*EXERCISE BRIEF*.
Scan the lines below for the string "regulated" and copy every one that has it.

*DATA FOR THE TASK*.
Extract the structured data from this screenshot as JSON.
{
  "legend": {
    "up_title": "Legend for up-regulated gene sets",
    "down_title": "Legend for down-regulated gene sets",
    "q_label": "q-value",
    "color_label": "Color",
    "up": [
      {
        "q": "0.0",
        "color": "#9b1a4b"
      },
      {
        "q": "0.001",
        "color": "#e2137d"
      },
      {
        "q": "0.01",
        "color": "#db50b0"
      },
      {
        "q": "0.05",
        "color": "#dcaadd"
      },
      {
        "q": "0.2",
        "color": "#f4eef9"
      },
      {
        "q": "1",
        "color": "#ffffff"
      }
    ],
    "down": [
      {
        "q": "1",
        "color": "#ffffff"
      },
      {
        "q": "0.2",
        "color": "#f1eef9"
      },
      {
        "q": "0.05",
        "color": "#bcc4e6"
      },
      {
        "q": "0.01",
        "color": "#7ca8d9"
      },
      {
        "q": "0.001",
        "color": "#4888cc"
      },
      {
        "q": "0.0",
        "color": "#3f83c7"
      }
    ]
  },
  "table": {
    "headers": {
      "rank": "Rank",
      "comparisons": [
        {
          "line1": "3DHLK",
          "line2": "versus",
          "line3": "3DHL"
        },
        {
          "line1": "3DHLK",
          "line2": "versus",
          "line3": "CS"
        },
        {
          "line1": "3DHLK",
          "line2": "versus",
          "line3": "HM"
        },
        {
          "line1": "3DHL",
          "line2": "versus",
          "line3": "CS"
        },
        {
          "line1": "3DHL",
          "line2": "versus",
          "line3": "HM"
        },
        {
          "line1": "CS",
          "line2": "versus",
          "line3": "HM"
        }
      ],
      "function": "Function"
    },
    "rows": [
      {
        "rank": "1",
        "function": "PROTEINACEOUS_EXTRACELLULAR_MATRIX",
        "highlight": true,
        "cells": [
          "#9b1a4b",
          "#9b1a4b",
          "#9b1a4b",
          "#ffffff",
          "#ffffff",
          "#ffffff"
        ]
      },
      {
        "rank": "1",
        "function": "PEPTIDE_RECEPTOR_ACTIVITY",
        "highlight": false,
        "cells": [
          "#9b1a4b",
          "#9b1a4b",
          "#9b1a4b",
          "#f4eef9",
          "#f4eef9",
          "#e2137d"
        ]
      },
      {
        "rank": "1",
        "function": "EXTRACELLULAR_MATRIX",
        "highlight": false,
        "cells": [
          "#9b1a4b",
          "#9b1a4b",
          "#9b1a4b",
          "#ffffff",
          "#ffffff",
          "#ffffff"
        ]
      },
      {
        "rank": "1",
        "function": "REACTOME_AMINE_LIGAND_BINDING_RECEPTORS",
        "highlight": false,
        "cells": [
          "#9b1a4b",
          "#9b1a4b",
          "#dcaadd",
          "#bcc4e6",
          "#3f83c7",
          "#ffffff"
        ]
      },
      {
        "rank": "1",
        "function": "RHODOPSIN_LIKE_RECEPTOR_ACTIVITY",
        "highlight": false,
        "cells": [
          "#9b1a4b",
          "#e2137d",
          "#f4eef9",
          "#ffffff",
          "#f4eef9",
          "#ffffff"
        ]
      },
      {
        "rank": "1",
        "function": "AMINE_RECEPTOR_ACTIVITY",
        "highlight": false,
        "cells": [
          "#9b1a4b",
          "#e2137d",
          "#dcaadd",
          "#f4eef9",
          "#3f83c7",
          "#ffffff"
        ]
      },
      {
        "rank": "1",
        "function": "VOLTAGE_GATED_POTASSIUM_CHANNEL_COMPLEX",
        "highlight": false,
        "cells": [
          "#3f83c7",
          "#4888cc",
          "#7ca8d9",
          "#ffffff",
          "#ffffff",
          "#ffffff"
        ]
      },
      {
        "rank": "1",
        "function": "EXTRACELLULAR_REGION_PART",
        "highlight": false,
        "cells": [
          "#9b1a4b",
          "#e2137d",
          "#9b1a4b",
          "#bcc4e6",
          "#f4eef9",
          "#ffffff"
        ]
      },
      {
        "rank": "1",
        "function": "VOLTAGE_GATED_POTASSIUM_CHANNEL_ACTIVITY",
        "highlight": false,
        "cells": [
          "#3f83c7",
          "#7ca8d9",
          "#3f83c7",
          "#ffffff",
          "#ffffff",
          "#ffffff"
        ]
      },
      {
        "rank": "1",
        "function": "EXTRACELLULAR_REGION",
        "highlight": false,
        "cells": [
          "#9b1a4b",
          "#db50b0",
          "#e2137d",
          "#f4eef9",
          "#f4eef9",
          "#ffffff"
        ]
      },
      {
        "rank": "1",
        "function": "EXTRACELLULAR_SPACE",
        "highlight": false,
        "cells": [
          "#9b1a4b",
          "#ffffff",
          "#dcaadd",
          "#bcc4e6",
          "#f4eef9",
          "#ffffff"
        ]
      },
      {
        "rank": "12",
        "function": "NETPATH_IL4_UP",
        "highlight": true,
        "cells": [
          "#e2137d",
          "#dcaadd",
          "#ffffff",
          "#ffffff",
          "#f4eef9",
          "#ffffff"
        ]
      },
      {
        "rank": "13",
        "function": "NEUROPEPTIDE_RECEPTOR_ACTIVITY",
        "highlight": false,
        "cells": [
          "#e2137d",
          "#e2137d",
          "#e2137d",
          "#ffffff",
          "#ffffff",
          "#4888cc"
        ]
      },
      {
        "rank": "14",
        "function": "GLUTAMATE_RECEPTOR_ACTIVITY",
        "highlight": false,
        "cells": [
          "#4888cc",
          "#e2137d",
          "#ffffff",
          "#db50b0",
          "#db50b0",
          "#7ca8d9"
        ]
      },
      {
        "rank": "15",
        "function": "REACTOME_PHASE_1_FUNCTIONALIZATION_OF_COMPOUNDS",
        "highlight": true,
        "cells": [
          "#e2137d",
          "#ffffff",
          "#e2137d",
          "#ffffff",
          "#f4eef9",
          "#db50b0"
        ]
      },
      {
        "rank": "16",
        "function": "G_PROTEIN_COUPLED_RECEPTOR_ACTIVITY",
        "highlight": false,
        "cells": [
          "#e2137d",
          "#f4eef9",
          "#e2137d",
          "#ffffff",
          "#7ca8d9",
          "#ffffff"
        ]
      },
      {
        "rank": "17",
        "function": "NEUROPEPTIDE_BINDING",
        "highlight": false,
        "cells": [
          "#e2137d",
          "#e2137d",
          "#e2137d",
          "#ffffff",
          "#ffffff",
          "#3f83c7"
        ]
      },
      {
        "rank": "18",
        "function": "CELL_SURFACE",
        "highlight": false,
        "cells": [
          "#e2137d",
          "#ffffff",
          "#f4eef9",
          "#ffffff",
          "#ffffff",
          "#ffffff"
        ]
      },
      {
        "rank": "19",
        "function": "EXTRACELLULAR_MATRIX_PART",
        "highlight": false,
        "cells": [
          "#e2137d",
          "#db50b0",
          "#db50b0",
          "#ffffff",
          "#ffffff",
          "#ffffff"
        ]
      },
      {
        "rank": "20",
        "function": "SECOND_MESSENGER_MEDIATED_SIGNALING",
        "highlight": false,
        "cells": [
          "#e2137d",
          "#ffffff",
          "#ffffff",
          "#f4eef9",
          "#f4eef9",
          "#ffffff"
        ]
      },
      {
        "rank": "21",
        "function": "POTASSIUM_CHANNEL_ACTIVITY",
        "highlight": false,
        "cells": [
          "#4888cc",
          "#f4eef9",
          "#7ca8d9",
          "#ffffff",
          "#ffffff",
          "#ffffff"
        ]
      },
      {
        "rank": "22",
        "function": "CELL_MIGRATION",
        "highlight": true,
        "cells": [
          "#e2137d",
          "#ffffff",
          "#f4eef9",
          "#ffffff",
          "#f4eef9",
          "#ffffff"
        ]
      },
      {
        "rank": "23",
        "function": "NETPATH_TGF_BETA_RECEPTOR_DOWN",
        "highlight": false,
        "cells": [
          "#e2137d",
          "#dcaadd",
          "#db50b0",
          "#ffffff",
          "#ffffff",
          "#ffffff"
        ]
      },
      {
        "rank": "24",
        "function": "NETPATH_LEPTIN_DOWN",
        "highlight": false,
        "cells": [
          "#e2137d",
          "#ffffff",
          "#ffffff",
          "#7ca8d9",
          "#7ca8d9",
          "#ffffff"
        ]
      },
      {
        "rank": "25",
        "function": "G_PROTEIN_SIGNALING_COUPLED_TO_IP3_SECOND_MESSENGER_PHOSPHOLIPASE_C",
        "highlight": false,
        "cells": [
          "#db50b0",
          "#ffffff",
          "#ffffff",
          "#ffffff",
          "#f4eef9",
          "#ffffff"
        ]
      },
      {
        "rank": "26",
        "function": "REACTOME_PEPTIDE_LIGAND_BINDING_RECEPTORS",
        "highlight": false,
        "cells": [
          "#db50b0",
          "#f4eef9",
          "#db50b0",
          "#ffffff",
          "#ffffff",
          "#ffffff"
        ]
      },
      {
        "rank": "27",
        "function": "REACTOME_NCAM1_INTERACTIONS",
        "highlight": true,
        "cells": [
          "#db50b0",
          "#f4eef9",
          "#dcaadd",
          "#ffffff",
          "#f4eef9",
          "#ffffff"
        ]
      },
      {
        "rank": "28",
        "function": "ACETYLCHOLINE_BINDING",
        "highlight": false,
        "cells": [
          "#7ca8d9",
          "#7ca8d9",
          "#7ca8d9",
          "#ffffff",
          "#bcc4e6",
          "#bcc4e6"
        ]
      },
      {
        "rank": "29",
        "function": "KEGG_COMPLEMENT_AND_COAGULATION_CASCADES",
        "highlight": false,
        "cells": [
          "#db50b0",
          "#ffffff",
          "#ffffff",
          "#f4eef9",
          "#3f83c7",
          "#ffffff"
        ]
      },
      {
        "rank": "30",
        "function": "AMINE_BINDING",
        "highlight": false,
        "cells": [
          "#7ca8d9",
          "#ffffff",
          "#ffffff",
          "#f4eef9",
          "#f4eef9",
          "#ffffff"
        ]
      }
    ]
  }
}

*RESULT OF THIS TASK*.
    "up_title": "Legend for up-regulated gene sets",
    "down_title": "Legend for down-regulated gene sets",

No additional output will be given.